**TASK INPUTS**
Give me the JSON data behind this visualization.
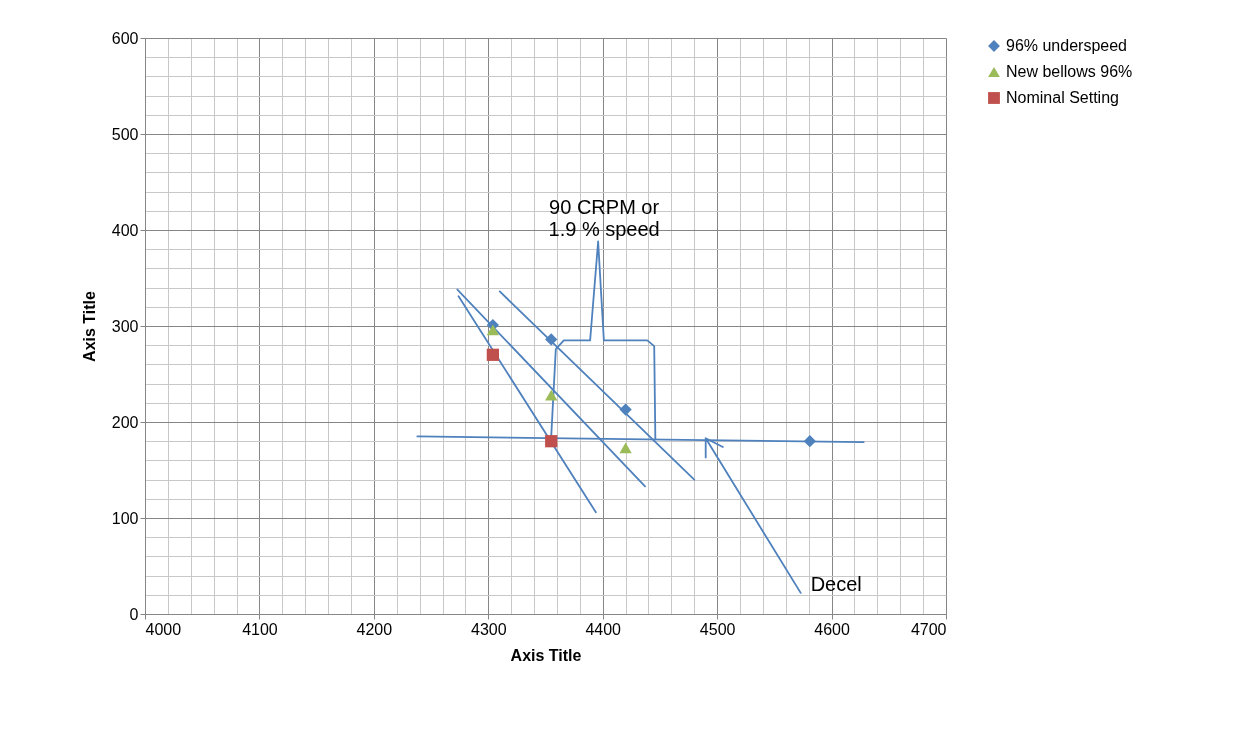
{
  "chart_data": {
    "type": "scatter",
    "xlabel": "Axis Title",
    "ylabel": "Axis Title",
    "xlim": [
      4000,
      4700
    ],
    "ylim": [
      0,
      600
    ],
    "xticks": [
      4000,
      4100,
      4200,
      4300,
      4400,
      4500,
      4600,
      4700
    ],
    "yticks": [
      0,
      100,
      200,
      300,
      400,
      500,
      600
    ],
    "grid": true,
    "legend": "right",
    "series": [
      {
        "name": "96% underspeed",
        "color": "#4f81bd",
        "marker": "diamond",
        "x": [
          4304,
          4355,
          4420,
          4581
        ],
        "values": [
          301,
          286,
          213,
          180
        ]
      },
      {
        "name": "New bellows 96%",
        "color": "#9bbb59",
        "marker": "triangle",
        "x": [
          4304,
          4355,
          4420
        ],
        "values": [
          296,
          228,
          173
        ]
      },
      {
        "name": "Nominal Setting",
        "color": "#c0504d",
        "marker": "square",
        "x": [
          4304,
          4355
        ],
        "values": [
          270,
          180
        ]
      },
      {
        "type": "line",
        "color": "#4f81bd",
        "marker": "none",
        "x": [
          4274,
          4394
        ],
        "values": [
          331,
          106
        ]
      },
      {
        "type": "line",
        "color": "#4f81bd",
        "marker": "none",
        "x": [
          4273,
          4437
        ],
        "values": [
          338,
          133
        ]
      },
      {
        "type": "line",
        "color": "#4f81bd",
        "marker": "none",
        "x": [
          4310,
          4480
        ],
        "values": [
          336,
          140
        ]
      },
      {
        "type": "line",
        "color": "#4f81bd",
        "marker": "none",
        "x": [
          4238,
          4628
        ],
        "values": [
          185,
          179
        ]
      },
      {
        "type": "line",
        "color": "#4f81bd",
        "marker": "none",
        "x": [
          4355,
          4359,
          4366,
          4389,
          4396,
          4401,
          4439,
          4445,
          4446
        ],
        "values": [
          185,
          276,
          285,
          285,
          388,
          285,
          285,
          279,
          182
        ]
      },
      {
        "type": "line",
        "color": "#4f81bd",
        "marker": "none",
        "x": [
          4573,
          4490,
          4490,
          4490,
          4505
        ],
        "values": [
          22,
          183,
          163,
          183,
          174
        ]
      }
    ],
    "annotations": [
      {
        "text": "90 CRPM or\n1.9 % speed",
        "x": 4396,
        "y": 388
      },
      {
        "text": "Decel",
        "x": 4573,
        "y": 22
      }
    ]
  }
}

**JOB**
Each record should be quoted exactly, with the images omitted.

**SOLUTION TO THE PROBLEM**
Give me the JSON data behind this visualization.
{
  "chart_data": {
    "type": "scatter",
    "xlabel": "Axis Title",
    "ylabel": "Axis Title",
    "xlim": [
      4000,
      4700
    ],
    "ylim": [
      0,
      600
    ],
    "xticks": [
      4000,
      4100,
      4200,
      4300,
      4400,
      4500,
      4600,
      4700
    ],
    "yticks": [
      0,
      100,
      200,
      300,
      400,
      500,
      600
    ],
    "grid": true,
    "legend": "right",
    "series": [
      {
        "name": "96% underspeed",
        "color": "#4f81bd",
        "marker": "diamond",
        "x": [
          4304,
          4355,
          4420,
          4581
        ],
        "values": [
          301,
          286,
          213,
          180
        ]
      },
      {
        "name": "New bellows 96%",
        "color": "#9bbb59",
        "marker": "triangle",
        "x": [
          4304,
          4355,
          4420
        ],
        "values": [
          296,
          228,
          173
        ]
      },
      {
        "name": "Nominal Setting",
        "color": "#c0504d",
        "marker": "square",
        "x": [
          4304,
          4355
        ],
        "values": [
          270,
          180
        ]
      },
      {
        "type": "line",
        "color": "#4f81bd",
        "marker": "none",
        "x": [
          4274,
          4394
        ],
        "values": [
          331,
          106
        ]
      },
      {
        "type": "line",
        "color": "#4f81bd",
        "marker": "none",
        "x": [
          4273,
          4437
        ],
        "values": [
          338,
          133
        ]
      },
      {
        "type": "line",
        "color": "#4f81bd",
        "marker": "none",
        "x": [
          4310,
          4480
        ],
        "values": [
          336,
          140
        ]
      },
      {
        "type": "line",
        "color": "#4f81bd",
        "marker": "none",
        "x": [
          4238,
          4628
        ],
        "values": [
          185,
          179
        ]
      },
      {
        "type": "line",
        "color": "#4f81bd",
        "marker": "none",
        "x": [
          4355,
          4359,
          4366,
          4389,
          4396,
          4401,
          4439,
          4445,
          4446
        ],
        "values": [
          185,
          276,
          285,
          285,
          388,
          285,
          285,
          279,
          182
        ]
      },
      {
        "type": "line",
        "color": "#4f81bd",
        "marker": "none",
        "x": [
          4573,
          4490,
          4490,
          4490,
          4505
        ],
        "values": [
          22,
          183,
          163,
          183,
          174
        ]
      }
    ],
    "annotations": [
      {
        "text": "90 CRPM or\n1.9 % speed",
        "x": 4396,
        "y": 388
      },
      {
        "text": "Decel",
        "x": 4573,
        "y": 22
      }
    ]
  }
}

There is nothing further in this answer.